Spatial annotation entries
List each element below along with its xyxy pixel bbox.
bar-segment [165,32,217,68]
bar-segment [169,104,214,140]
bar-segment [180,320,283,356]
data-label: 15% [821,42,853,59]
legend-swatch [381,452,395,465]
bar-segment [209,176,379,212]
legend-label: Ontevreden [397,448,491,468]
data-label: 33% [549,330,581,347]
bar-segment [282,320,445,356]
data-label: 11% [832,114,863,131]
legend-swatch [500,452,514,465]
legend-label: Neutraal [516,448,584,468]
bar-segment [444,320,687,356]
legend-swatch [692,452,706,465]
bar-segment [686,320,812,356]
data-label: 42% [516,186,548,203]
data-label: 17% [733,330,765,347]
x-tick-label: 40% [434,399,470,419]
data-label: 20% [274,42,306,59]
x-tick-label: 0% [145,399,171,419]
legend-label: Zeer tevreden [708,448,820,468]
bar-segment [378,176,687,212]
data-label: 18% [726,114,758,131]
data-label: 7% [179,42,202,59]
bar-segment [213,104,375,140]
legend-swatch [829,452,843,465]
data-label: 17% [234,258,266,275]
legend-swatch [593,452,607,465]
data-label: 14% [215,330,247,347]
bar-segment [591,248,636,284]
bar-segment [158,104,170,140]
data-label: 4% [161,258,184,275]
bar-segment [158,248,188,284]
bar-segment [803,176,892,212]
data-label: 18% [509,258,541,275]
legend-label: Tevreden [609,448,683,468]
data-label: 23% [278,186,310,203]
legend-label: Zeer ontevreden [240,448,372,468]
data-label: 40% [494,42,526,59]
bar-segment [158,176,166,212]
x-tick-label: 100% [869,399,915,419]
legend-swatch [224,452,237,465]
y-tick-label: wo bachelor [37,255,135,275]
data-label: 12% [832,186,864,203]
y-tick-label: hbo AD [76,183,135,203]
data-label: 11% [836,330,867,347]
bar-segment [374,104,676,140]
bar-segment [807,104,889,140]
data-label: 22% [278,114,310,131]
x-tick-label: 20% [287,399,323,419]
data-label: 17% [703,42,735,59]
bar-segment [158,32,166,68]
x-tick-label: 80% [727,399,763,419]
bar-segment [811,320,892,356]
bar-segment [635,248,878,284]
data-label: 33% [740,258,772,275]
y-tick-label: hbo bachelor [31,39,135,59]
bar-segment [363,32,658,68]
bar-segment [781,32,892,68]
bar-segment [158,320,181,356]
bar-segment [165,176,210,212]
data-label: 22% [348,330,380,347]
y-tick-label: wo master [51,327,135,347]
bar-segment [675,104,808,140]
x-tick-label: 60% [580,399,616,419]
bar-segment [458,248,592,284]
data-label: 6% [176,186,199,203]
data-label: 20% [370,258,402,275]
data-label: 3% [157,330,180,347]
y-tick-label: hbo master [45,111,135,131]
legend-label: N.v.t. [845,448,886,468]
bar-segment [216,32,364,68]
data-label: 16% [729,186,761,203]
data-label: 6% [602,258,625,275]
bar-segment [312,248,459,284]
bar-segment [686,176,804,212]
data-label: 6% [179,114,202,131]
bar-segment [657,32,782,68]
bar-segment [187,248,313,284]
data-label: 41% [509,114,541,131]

§ Stated exercise
Please copy every line of the records above, keeping each one unchanged.

§ Reply
List each element below along with its xyxy pixel bbox.
bar-segment [165,32,217,68]
bar-segment [169,104,214,140]
bar-segment [180,320,283,356]
data-label: 15% [821,42,853,59]
legend-swatch [381,452,395,465]
bar-segment [209,176,379,212]
legend-label: Ontevreden [397,448,491,468]
data-label: 33% [549,330,581,347]
bar-segment [282,320,445,356]
data-label: 11% [832,114,863,131]
legend-swatch [500,452,514,465]
legend-label: Neutraal [516,448,584,468]
bar-segment [444,320,687,356]
legend-swatch [692,452,706,465]
bar-segment [686,320,812,356]
data-label: 42% [516,186,548,203]
data-label: 17% [733,330,765,347]
x-tick-label: 40% [434,399,470,419]
data-label: 20% [274,42,306,59]
x-tick-label: 0% [145,399,171,419]
legend-label: Zeer tevreden [708,448,820,468]
bar-segment [378,176,687,212]
data-label: 18% [726,114,758,131]
data-label: 7% [179,42,202,59]
bar-segment [213,104,375,140]
legend-swatch [829,452,843,465]
data-label: 17% [234,258,266,275]
legend-swatch [593,452,607,465]
data-label: 14% [215,330,247,347]
bar-segment [591,248,636,284]
bar-segment [158,104,170,140]
data-label: 4% [161,258,184,275]
bar-segment [158,248,188,284]
bar-segment [803,176,892,212]
data-label: 18% [509,258,541,275]
legend-label: Tevreden [609,448,683,468]
data-label: 23% [278,186,310,203]
legend-label: Zeer ontevreden [240,448,372,468]
data-label: 40% [494,42,526,59]
bar-segment [158,176,166,212]
x-tick-label: 100% [869,399,915,419]
legend-swatch [224,452,237,465]
y-tick-label: wo bachelor [37,255,135,275]
data-label: 12% [832,186,864,203]
y-tick-label: hbo AD [76,183,135,203]
data-label: 11% [836,330,867,347]
bar-segment [374,104,676,140]
bar-segment [807,104,889,140]
data-label: 22% [278,114,310,131]
x-tick-label: 20% [287,399,323,419]
data-label: 17% [703,42,735,59]
bar-segment [158,32,166,68]
x-tick-label: 80% [727,399,763,419]
bar-segment [811,320,892,356]
bar-segment [635,248,878,284]
data-label: 33% [740,258,772,275]
y-tick-label: hbo bachelor [31,39,135,59]
bar-segment [363,32,658,68]
bar-segment [781,32,892,68]
bar-segment [158,320,181,356]
bar-segment [165,176,210,212]
data-label: 22% [348,330,380,347]
y-tick-label: wo master [51,327,135,347]
bar-segment [675,104,808,140]
x-tick-label: 60% [580,399,616,419]
bar-segment [458,248,592,284]
data-label: 6% [176,186,199,203]
data-label: 20% [370,258,402,275]
data-label: 3% [157,330,180,347]
y-tick-label: hbo master [45,111,135,131]
legend-label: N.v.t. [845,448,886,468]
bar-segment [216,32,364,68]
data-label: 16% [729,186,761,203]
data-label: 6% [602,258,625,275]
bar-segment [312,248,459,284]
bar-segment [686,176,804,212]
data-label: 6% [179,114,202,131]
bar-segment [657,32,782,68]
bar-segment [187,248,313,284]
data-label: 41% [509,114,541,131]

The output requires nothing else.